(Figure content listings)

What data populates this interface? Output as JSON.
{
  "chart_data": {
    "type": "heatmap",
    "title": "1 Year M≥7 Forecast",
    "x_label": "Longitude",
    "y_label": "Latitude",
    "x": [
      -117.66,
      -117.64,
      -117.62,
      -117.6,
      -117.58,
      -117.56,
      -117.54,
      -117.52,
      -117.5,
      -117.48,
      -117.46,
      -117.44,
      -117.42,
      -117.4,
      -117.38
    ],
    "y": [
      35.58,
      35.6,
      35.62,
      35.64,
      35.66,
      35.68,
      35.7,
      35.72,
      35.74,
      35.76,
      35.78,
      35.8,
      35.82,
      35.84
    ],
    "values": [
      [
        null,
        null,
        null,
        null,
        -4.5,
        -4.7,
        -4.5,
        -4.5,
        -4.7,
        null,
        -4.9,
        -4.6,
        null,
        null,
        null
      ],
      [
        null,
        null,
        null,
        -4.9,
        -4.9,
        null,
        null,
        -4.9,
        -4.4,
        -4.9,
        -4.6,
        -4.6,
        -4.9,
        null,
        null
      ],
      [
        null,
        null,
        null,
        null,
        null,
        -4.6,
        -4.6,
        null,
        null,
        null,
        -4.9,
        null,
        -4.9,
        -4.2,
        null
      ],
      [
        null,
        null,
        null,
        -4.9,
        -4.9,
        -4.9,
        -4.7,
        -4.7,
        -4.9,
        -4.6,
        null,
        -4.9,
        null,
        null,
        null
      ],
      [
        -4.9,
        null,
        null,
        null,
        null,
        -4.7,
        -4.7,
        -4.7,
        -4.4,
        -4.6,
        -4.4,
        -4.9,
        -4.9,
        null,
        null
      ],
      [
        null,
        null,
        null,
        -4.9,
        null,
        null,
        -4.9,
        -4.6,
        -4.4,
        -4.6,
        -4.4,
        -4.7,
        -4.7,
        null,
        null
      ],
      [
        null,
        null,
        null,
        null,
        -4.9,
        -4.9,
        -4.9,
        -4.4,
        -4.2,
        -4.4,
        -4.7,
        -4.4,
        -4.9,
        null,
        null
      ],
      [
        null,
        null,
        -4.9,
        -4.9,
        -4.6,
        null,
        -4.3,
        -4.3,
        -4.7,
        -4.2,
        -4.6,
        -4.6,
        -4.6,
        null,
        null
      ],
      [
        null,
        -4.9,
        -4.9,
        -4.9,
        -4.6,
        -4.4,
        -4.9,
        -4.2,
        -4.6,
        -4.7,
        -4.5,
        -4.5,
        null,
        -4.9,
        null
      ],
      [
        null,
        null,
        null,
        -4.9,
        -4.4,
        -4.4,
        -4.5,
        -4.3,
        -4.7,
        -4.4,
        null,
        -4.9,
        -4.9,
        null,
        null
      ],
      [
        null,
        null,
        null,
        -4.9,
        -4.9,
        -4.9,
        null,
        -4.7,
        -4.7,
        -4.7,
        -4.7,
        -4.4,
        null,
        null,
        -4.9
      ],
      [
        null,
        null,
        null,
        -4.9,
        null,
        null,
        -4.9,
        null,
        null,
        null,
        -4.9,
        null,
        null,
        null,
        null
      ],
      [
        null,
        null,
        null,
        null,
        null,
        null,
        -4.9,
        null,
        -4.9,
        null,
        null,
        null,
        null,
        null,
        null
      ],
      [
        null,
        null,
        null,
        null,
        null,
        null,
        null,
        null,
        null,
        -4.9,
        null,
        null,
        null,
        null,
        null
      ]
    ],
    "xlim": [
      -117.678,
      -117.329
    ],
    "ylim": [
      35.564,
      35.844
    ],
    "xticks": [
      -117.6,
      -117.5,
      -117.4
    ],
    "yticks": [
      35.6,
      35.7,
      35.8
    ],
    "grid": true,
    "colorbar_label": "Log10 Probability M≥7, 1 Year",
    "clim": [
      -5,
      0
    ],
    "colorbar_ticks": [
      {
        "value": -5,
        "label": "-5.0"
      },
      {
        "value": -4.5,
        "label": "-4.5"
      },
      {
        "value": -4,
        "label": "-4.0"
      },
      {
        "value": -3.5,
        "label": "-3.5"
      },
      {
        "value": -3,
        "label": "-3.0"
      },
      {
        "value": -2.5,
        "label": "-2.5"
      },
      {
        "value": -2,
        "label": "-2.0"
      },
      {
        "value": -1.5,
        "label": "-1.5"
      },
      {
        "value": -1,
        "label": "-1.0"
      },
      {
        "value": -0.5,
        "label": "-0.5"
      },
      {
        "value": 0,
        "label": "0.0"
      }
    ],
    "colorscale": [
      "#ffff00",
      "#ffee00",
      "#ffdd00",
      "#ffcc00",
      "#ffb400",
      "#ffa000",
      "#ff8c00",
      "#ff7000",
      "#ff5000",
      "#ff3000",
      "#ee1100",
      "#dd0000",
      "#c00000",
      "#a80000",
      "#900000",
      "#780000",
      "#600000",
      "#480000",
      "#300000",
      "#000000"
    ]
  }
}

Exercise
List the lines that contain the word "Year".

Result of the task
    "title": "1 Year M≥7 Forecast",
    "colorbar_label": "Log10 Probability M≥7, 1 Year",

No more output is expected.